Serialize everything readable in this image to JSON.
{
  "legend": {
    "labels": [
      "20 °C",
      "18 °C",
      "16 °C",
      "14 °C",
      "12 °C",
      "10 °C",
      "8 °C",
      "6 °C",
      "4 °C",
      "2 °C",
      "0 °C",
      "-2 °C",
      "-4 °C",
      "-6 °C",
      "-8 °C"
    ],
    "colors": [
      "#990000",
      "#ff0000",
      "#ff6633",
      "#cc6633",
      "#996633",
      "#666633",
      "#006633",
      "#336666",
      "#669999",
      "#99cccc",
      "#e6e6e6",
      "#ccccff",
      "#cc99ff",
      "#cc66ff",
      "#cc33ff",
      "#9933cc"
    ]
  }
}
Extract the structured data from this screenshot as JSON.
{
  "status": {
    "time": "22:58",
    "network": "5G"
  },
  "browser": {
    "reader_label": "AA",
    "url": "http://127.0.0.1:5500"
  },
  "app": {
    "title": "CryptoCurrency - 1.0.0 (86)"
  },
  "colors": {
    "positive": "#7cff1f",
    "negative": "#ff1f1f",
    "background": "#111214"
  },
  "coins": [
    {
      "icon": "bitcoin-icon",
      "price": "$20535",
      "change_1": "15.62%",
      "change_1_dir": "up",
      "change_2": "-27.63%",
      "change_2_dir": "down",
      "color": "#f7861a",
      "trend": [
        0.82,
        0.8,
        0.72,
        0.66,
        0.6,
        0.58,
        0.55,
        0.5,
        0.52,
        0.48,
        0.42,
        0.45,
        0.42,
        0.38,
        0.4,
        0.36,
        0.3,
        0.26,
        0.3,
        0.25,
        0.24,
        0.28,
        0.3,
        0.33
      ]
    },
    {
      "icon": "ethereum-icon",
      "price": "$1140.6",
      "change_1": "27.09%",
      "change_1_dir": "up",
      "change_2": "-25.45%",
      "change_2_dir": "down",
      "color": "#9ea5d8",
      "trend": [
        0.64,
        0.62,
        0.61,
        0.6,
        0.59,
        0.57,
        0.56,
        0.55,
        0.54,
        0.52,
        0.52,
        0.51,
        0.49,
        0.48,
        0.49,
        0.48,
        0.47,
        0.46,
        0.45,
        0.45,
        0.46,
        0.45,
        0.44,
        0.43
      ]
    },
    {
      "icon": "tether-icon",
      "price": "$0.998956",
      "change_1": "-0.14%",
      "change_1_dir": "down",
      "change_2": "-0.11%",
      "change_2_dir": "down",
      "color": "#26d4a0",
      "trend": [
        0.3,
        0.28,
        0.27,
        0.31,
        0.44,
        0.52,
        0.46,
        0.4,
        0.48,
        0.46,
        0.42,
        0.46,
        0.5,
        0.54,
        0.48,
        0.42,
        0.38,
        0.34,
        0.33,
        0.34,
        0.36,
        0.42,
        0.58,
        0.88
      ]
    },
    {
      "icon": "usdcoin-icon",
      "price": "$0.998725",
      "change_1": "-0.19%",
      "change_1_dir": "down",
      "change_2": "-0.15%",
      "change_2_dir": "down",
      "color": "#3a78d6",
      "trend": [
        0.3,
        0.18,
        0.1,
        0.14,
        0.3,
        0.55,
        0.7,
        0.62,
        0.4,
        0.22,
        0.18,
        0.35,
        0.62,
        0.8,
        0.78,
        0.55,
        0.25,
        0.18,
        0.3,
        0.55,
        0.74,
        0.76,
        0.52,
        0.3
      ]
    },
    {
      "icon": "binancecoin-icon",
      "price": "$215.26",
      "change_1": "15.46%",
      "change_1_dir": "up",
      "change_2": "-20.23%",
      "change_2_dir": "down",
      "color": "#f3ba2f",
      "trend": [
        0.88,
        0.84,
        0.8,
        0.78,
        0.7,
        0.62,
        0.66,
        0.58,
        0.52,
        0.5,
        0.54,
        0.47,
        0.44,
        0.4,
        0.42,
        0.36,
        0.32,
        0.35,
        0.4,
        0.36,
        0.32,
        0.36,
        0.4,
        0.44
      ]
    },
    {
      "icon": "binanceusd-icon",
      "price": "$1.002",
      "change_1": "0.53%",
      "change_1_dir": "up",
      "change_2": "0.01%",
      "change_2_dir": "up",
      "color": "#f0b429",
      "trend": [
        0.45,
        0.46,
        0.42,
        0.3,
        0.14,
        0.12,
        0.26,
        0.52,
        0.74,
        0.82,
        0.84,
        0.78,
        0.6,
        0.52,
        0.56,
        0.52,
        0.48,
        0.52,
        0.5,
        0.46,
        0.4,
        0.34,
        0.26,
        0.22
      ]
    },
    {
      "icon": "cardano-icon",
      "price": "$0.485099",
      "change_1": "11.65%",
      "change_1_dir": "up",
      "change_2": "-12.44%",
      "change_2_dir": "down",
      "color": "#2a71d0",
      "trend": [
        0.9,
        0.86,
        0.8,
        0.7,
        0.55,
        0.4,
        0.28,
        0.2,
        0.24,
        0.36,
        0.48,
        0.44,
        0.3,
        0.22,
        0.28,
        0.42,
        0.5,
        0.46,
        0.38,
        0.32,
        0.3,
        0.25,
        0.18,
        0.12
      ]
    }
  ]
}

-*-*-

Gather every line from the entries above where the word "price" appears, and copy them.

      "price": "$20535",
      "price": "$1140.6",
      "price": "$0.998956",
      "price": "$0.998725",
      "price": "$215.26",
      "price": "$1.002",
      "price": "$0.485099",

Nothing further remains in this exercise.